[Collected data]
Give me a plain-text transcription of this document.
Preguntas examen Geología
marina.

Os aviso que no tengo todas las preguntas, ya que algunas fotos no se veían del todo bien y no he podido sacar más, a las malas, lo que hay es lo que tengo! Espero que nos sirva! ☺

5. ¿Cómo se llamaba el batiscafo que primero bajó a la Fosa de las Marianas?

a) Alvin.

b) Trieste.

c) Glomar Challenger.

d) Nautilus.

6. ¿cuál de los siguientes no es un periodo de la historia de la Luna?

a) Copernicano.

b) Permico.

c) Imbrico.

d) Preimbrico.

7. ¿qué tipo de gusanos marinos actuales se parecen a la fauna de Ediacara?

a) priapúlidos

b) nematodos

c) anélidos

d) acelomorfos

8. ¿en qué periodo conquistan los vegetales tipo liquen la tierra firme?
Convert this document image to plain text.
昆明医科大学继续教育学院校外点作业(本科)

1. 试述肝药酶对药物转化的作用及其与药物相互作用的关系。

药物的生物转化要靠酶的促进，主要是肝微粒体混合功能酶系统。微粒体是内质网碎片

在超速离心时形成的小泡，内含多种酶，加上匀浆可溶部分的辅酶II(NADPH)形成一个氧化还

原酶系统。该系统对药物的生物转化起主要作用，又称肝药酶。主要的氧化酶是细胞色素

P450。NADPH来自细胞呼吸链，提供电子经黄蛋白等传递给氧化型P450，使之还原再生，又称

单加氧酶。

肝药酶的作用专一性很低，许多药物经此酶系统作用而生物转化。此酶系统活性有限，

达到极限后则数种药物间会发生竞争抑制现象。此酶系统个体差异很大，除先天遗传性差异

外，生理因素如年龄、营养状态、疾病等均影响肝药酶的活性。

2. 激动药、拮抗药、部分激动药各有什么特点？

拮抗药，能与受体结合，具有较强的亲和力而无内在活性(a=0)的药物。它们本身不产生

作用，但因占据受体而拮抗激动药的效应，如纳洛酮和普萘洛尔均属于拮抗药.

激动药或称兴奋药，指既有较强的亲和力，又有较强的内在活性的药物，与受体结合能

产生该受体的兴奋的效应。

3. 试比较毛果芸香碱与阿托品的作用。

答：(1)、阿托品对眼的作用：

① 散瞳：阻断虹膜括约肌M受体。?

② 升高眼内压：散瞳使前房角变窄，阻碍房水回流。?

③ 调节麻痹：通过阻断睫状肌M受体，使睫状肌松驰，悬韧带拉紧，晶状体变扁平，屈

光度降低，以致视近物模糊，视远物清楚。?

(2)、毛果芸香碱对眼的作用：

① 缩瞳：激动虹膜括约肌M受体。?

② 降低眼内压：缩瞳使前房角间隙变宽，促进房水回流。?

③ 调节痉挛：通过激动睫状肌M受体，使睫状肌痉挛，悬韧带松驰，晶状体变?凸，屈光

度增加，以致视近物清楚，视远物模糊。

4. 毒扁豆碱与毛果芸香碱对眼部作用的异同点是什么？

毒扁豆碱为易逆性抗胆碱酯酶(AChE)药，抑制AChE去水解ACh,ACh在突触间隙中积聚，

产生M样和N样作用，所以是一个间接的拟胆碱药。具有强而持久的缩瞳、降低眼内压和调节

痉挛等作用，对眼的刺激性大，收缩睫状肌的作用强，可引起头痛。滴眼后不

*SHORT EXERCISE*
Each line in the data that holds the string "tipo" should be found and copied.

*EXERCISE OUTPUT*
7. ¿qué tipo de gusanos marinos actuales se parecen a la fauna de Ediacara?
8. ¿en qué periodo conquistan los vegetales tipo liquen la tierra firme?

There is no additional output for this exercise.